Please reproduce the listing below with every "Episode" changed to "Iteration", leaving all other text as it is.

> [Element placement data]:
################

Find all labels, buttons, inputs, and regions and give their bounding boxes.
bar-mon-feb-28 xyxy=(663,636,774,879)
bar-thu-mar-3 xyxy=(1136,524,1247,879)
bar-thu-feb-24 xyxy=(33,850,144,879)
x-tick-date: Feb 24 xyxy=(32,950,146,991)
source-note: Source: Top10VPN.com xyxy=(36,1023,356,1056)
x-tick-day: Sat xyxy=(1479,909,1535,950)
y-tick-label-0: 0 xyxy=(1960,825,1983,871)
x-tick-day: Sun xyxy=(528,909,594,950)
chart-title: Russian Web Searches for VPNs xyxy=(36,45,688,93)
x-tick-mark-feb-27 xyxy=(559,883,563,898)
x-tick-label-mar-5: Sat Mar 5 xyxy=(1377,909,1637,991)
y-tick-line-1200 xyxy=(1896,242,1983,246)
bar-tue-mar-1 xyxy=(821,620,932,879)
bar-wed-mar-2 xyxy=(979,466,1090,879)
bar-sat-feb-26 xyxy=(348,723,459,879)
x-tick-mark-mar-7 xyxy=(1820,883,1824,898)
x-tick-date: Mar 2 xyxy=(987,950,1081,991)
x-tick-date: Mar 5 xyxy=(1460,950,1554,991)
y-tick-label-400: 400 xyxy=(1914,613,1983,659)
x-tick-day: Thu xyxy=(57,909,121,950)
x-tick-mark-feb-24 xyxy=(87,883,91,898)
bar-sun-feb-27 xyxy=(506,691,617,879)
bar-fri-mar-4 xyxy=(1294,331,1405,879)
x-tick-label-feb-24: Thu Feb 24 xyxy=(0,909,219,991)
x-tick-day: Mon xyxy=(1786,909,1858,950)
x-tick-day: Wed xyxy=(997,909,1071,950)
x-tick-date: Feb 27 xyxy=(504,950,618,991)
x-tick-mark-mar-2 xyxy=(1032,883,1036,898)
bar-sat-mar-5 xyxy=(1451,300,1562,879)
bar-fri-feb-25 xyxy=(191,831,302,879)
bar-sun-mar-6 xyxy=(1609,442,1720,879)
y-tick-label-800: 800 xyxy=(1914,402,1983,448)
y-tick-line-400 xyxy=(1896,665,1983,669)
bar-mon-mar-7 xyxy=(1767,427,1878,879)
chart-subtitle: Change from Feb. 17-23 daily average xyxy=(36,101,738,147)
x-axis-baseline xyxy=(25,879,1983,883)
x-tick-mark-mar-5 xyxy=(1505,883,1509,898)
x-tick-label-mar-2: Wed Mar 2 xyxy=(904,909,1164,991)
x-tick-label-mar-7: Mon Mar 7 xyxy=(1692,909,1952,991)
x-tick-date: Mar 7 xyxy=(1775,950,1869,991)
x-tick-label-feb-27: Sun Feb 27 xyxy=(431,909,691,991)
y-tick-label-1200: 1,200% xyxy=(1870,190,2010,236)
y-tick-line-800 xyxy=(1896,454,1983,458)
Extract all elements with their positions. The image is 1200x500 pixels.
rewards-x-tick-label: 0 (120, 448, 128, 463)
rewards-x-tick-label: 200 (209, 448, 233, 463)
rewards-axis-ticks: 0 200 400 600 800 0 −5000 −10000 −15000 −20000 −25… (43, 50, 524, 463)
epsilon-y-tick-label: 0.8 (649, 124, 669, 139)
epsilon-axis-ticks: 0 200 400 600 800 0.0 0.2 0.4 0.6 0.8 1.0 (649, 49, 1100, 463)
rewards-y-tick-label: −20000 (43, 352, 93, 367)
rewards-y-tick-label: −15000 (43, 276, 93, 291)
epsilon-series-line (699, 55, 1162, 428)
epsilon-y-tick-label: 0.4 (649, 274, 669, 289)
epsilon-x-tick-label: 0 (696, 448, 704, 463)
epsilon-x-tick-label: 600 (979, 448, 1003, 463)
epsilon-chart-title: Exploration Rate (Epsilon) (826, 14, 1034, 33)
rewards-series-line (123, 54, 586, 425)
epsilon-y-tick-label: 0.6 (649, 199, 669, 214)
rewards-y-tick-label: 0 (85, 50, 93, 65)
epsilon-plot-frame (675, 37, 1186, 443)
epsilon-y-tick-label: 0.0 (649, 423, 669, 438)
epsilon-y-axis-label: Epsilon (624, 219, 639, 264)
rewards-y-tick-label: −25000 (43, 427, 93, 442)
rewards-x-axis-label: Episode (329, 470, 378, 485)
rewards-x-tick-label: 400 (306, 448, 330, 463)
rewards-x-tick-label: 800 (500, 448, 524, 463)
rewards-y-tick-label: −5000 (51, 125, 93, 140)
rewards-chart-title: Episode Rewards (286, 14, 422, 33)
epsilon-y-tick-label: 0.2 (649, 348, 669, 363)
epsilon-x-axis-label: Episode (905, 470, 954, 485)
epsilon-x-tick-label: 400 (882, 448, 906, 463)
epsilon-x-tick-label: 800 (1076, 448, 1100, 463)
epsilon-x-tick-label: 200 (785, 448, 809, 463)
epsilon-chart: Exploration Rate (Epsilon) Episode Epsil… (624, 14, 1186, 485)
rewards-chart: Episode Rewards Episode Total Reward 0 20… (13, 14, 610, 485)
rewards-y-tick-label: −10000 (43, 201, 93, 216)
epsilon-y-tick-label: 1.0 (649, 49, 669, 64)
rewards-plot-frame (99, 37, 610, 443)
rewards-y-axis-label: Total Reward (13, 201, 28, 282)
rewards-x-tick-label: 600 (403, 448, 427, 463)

################

> [ANSWER TO THE PROBLEM]:
Find all labels, buttons, inputs, and regions and give their bounding boxes.
bar-mon-feb-28 xyxy=(663,636,774,879)
bar-thu-mar-3 xyxy=(1136,524,1247,879)
bar-thu-feb-24 xyxy=(33,850,144,879)
x-tick-date: Feb 24 xyxy=(32,950,146,991)
source-note: Source: Top10VPN.com xyxy=(36,1023,356,1056)
x-tick-day: Sat xyxy=(1479,909,1535,950)
y-tick-label-0: 0 xyxy=(1960,825,1983,871)
x-tick-day: Sun xyxy=(528,909,594,950)
chart-title: Russian Web Searches for VPNs xyxy=(36,45,688,93)
x-tick-mark-feb-27 xyxy=(559,883,563,898)
x-tick-label-mar-5: Sat Mar 5 xyxy=(1377,909,1637,991)
y-tick-line-1200 xyxy=(1896,242,1983,246)
bar-tue-mar-1 xyxy=(821,620,932,879)
bar-wed-mar-2 xyxy=(979,466,1090,879)
bar-sat-feb-26 xyxy=(348,723,459,879)
x-tick-mark-mar-7 xyxy=(1820,883,1824,898)
x-tick-date: Mar 2 xyxy=(987,950,1081,991)
x-tick-date: Mar 5 xyxy=(1460,950,1554,991)
y-tick-label-400: 400 xyxy=(1914,613,1983,659)
x-tick-day: Thu xyxy=(57,909,121,950)
x-tick-mark-feb-24 xyxy=(87,883,91,898)
bar-sun-feb-27 xyxy=(506,691,617,879)
bar-fri-mar-4 xyxy=(1294,331,1405,879)
x-tick-label-feb-24: Thu Feb 24 xyxy=(0,909,219,991)
x-tick-day: Mon xyxy=(1786,909,1858,950)
x-tick-day: Wed xyxy=(997,909,1071,950)
x-tick-date: Feb 27 xyxy=(504,950,618,991)
x-tick-mark-mar-2 xyxy=(1032,883,1036,898)
bar-sat-mar-5 xyxy=(1451,300,1562,879)
bar-fri-feb-25 xyxy=(191,831,302,879)
bar-sun-mar-6 xyxy=(1609,442,1720,879)
y-tick-label-800: 800 xyxy=(1914,402,1983,448)
y-tick-line-400 xyxy=(1896,665,1983,669)
bar-mon-mar-7 xyxy=(1767,427,1878,879)
chart-subtitle: Change from Feb. 17-23 daily average xyxy=(36,101,738,147)
x-axis-baseline xyxy=(25,879,1983,883)
x-tick-mark-mar-5 xyxy=(1505,883,1509,898)
x-tick-label-mar-2: Wed Mar 2 xyxy=(904,909,1164,991)
x-tick-label-mar-7: Mon Mar 7 xyxy=(1692,909,1952,991)
x-tick-date: Mar 7 xyxy=(1775,950,1869,991)
x-tick-label-feb-27: Sun Feb 27 xyxy=(431,909,691,991)
y-tick-label-1200: 1,200% xyxy=(1870,190,2010,236)
y-tick-line-800 xyxy=(1896,454,1983,458)
Extract all elements with their positions. The image is 1200x500 pixels.
rewards-x-tick-label: 0 (120, 448, 128, 463)
rewards-x-tick-label: 200 (209, 448, 233, 463)
rewards-axis-ticks: 0 200 400 600 800 0 −5000 −10000 −15000 −20000 −25… (43, 50, 524, 463)
epsilon-y-tick-label: 0.8 (649, 124, 669, 139)
epsilon-axis-ticks: 0 200 400 600 800 0.0 0.2 0.4 0.6 0.8 1.0 (649, 49, 1100, 463)
rewards-y-tick-label: −20000 (43, 352, 93, 367)
rewards-y-tick-label: −15000 (43, 276, 93, 291)
epsilon-series-line (699, 55, 1162, 428)
epsilon-y-tick-label: 0.4 (649, 274, 669, 289)
epsilon-x-tick-label: 0 (696, 448, 704, 463)
epsilon-x-tick-label: 600 (979, 448, 1003, 463)
epsilon-chart-title: Exploration Rate (Epsilon) (826, 14, 1034, 33)
rewards-series-line (123, 54, 586, 425)
epsilon-y-tick-label: 0.6 (649, 199, 669, 214)
rewards-y-tick-label: 0 (85, 50, 93, 65)
epsilon-plot-frame (675, 37, 1186, 443)
epsilon-y-tick-label: 0.0 (649, 423, 669, 438)
epsilon-y-axis-label: Epsilon (624, 219, 639, 264)
rewards-y-tick-label: −25000 (43, 427, 93, 442)
rewards-x-axis-label: Iteration (329, 470, 378, 485)
rewards-x-tick-label: 400 (306, 448, 330, 463)
rewards-x-tick-label: 800 (500, 448, 524, 463)
rewards-y-tick-label: −5000 (51, 125, 93, 140)
rewards-chart-title: Iteration Rewards (286, 14, 422, 33)
epsilon-y-tick-label: 0.2 (649, 348, 669, 363)
epsilon-x-axis-label: Iteration (905, 470, 954, 485)
epsilon-x-tick-label: 400 (882, 448, 906, 463)
epsilon-x-tick-label: 800 (1076, 448, 1100, 463)
epsilon-x-tick-label: 200 (785, 448, 809, 463)
epsilon-chart: Exploration Rate (Epsilon) Iteration Epsil… (624, 14, 1186, 485)
rewards-chart: Iteration Rewards Iteration Total Reward 0 20… (13, 14, 610, 485)
rewards-y-tick-label: −10000 (43, 201, 93, 216)
epsilon-y-tick-label: 1.0 (649, 49, 669, 64)
rewards-plot-frame (99, 37, 610, 443)
rewards-y-axis-label: Total Reward (13, 201, 28, 282)
rewards-x-tick-label: 600 (403, 448, 427, 463)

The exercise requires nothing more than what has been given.